> _TASK INSTRUCTIONS_
Write out the listing exactly as it is given.

> _ENTRIES PROVIDED_
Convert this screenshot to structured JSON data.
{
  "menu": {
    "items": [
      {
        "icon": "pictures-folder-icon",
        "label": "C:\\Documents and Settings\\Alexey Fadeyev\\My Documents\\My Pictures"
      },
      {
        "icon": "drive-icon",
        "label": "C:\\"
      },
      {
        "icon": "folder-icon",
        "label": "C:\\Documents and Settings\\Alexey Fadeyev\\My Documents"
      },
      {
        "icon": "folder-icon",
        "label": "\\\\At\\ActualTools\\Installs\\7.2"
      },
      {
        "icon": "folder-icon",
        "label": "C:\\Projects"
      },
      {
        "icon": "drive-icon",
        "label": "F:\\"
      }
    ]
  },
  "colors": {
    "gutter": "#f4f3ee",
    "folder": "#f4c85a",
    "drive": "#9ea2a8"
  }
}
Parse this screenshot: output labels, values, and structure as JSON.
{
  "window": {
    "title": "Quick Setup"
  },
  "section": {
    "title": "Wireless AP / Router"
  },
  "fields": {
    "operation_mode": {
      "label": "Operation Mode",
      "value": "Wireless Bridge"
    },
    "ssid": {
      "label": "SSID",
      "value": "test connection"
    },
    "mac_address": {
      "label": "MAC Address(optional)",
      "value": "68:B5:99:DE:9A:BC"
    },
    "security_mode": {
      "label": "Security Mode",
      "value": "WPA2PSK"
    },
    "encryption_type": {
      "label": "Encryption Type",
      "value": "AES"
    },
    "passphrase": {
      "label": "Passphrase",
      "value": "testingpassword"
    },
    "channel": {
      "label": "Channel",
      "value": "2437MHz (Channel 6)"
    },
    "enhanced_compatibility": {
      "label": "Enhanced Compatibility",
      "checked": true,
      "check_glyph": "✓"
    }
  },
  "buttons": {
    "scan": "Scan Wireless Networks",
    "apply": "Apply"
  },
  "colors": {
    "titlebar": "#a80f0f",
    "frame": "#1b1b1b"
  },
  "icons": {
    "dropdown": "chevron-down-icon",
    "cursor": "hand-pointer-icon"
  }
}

> _EXERCISE RESULT_
Convert this screenshot to structured JSON data.
{
  "menu": {
    "items": [
      {
        "icon": "pictures-folder-icon",
        "label": "C:\\Documents and Settings\\Alexey Fadeyev\\My Documents\\My Pictures"
      },
      {
        "icon": "drive-icon",
        "label": "C:\\"
      },
      {
        "icon": "folder-icon",
        "label": "C:\\Documents and Settings\\Alexey Fadeyev\\My Documents"
      },
      {
        "icon": "folder-icon",
        "label": "\\\\At\\ActualTools\\Installs\\7.2"
      },
      {
        "icon": "folder-icon",
        "label": "C:\\Projects"
      },
      {
        "icon": "drive-icon",
        "label": "F:\\"
      }
    ]
  },
  "colors": {
    "gutter": "#f4f3ee",
    "folder": "#f4c85a",
    "drive": "#9ea2a8"
  }
}
Parse this screenshot: output labels, values, and structure as JSON.
{
  "window": {
    "title": "Quick Setup"
  },
  "section": {
    "title": "Wireless AP / Router"
  },
  "fields": {
    "operation_mode": {
      "label": "Operation Mode",
      "value": "Wireless Bridge"
    },
    "ssid": {
      "label": "SSID",
      "value": "test connection"
    },
    "mac_address": {
      "label": "MAC Address(optional)",
      "value": "68:B5:99:DE:9A:BC"
    },
    "security_mode": {
      "label": "Security Mode",
      "value": "WPA2PSK"
    },
    "encryption_type": {
      "label": "Encryption Type",
      "value": "AES"
    },
    "passphrase": {
      "label": "Passphrase",
      "value": "testingpassword"
    },
    "channel": {
      "label": "Channel",
      "value": "2437MHz (Channel 6)"
    },
    "enhanced_compatibility": {
      "label": "Enhanced Compatibility",
      "checked": true,
      "check_glyph": "✓"
    }
  },
  "buttons": {
    "scan": "Scan Wireless Networks",
    "apply": "Apply"
  },
  "colors": {
    "titlebar": "#a80f0f",
    "frame": "#1b1b1b"
  },
  "icons": {
    "dropdown": "chevron-down-icon",
    "cursor": "hand-pointer-icon"
  }
}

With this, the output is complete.